Short problem: Give back each entry unchanged, minus pictures.

Items listed in a dataset:
++++
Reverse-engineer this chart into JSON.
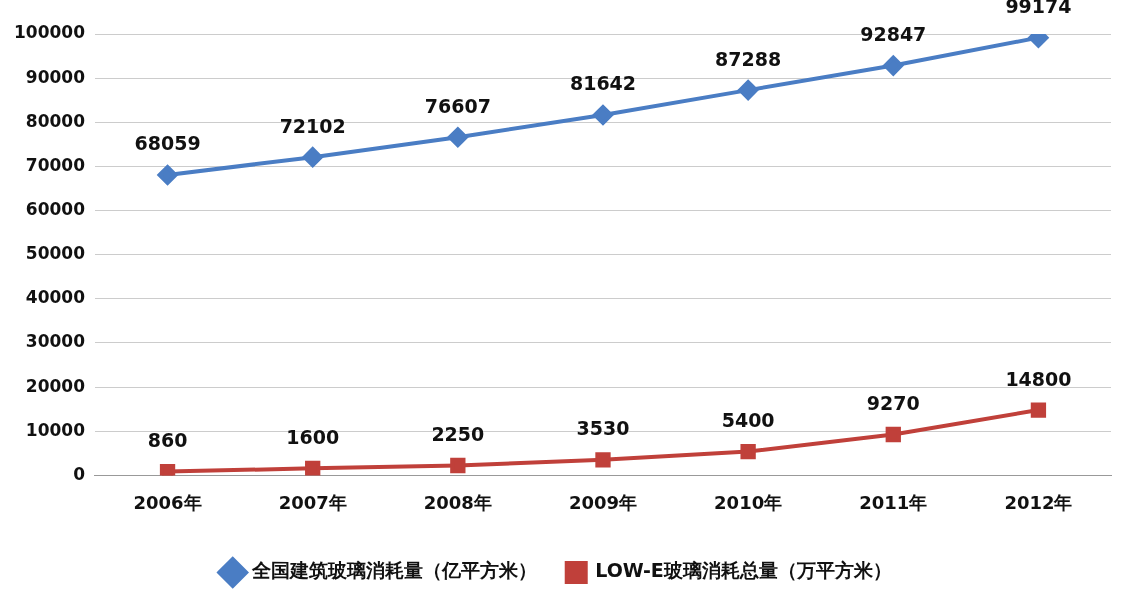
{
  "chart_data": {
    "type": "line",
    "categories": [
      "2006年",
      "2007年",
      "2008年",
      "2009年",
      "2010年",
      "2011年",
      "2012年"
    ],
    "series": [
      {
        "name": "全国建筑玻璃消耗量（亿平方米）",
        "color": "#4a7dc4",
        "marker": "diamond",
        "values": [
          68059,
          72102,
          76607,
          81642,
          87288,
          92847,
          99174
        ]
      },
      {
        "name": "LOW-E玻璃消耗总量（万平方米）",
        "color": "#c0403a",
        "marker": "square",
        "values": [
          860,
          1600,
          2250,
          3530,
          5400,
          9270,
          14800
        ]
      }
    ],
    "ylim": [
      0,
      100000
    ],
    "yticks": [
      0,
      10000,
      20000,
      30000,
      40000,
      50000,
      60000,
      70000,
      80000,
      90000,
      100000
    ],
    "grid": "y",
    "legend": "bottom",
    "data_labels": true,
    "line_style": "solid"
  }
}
++++
Written response:
Reverse-engineer this chart into JSON.
{
  "chart_data": {
    "type": "line",
    "categories": [
      "2006年",
      "2007年",
      "2008年",
      "2009年",
      "2010年",
      "2011年",
      "2012年"
    ],
    "series": [
      {
        "name": "全国建筑玻璃消耗量（亿平方米）",
        "color": "#4a7dc4",
        "marker": "diamond",
        "values": [
          68059,
          72102,
          76607,
          81642,
          87288,
          92847,
          99174
        ]
      },
      {
        "name": "LOW-E玻璃消耗总量（万平方米）",
        "color": "#c0403a",
        "marker": "square",
        "values": [
          860,
          1600,
          2250,
          3530,
          5400,
          9270,
          14800
        ]
      }
    ],
    "ylim": [
      0,
      100000
    ],
    "yticks": [
      0,
      10000,
      20000,
      30000,
      40000,
      50000,
      60000,
      70000,
      80000,
      90000,
      100000
    ],
    "grid": "y",
    "legend": "bottom",
    "data_labels": true,
    "line_style": "solid"
  }
}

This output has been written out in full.